■ **Written exercise**
Answer with one number: the count of lines in this material that hold the word "位于①上".

■ **Input records**
%%
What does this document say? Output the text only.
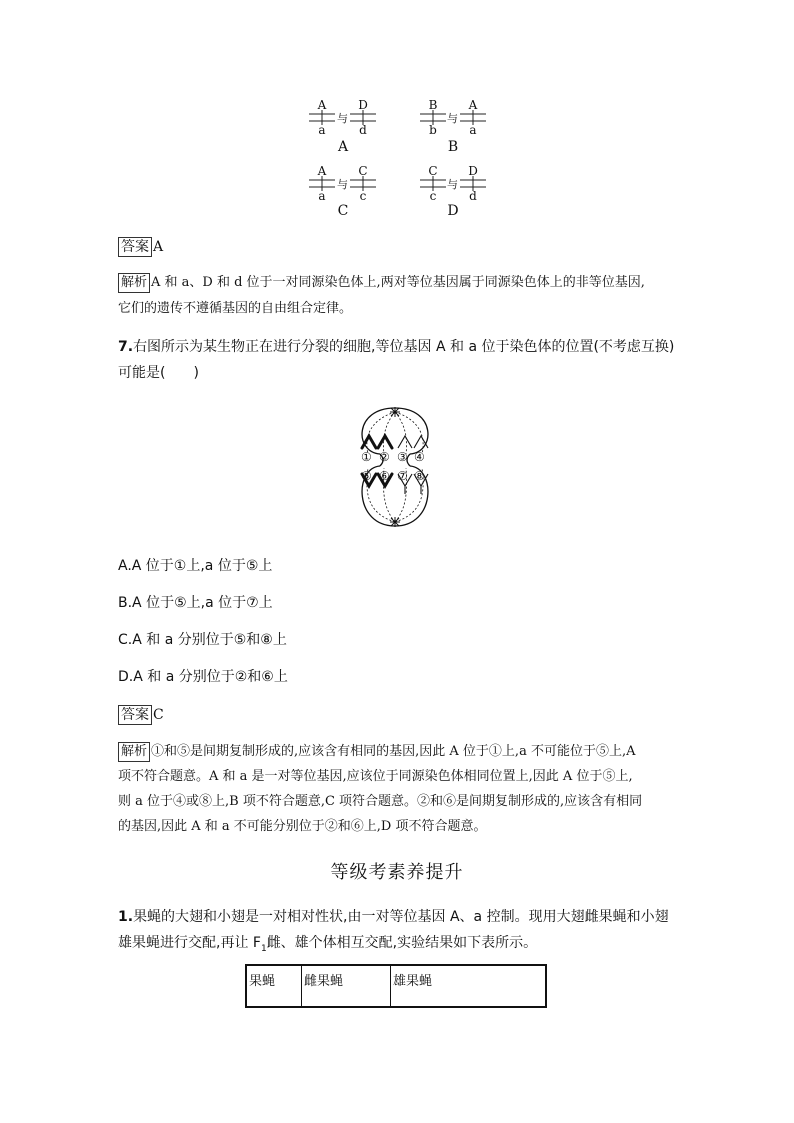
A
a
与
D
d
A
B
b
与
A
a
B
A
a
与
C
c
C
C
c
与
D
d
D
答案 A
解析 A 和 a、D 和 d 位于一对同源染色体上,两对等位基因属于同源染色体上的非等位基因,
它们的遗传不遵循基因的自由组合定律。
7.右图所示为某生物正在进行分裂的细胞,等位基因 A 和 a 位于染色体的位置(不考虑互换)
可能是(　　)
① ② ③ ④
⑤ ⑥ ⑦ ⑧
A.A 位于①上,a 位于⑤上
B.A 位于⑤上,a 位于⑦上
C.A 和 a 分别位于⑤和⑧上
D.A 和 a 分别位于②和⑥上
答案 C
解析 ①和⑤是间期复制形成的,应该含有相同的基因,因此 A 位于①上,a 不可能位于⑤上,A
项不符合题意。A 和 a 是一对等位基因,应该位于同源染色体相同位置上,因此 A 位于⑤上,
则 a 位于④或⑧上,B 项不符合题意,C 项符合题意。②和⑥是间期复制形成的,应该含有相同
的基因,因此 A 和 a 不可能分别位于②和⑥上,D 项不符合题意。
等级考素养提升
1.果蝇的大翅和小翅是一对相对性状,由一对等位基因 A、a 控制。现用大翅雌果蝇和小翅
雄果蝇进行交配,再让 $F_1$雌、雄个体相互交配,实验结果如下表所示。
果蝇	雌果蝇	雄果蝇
%%
■ **The solution**
2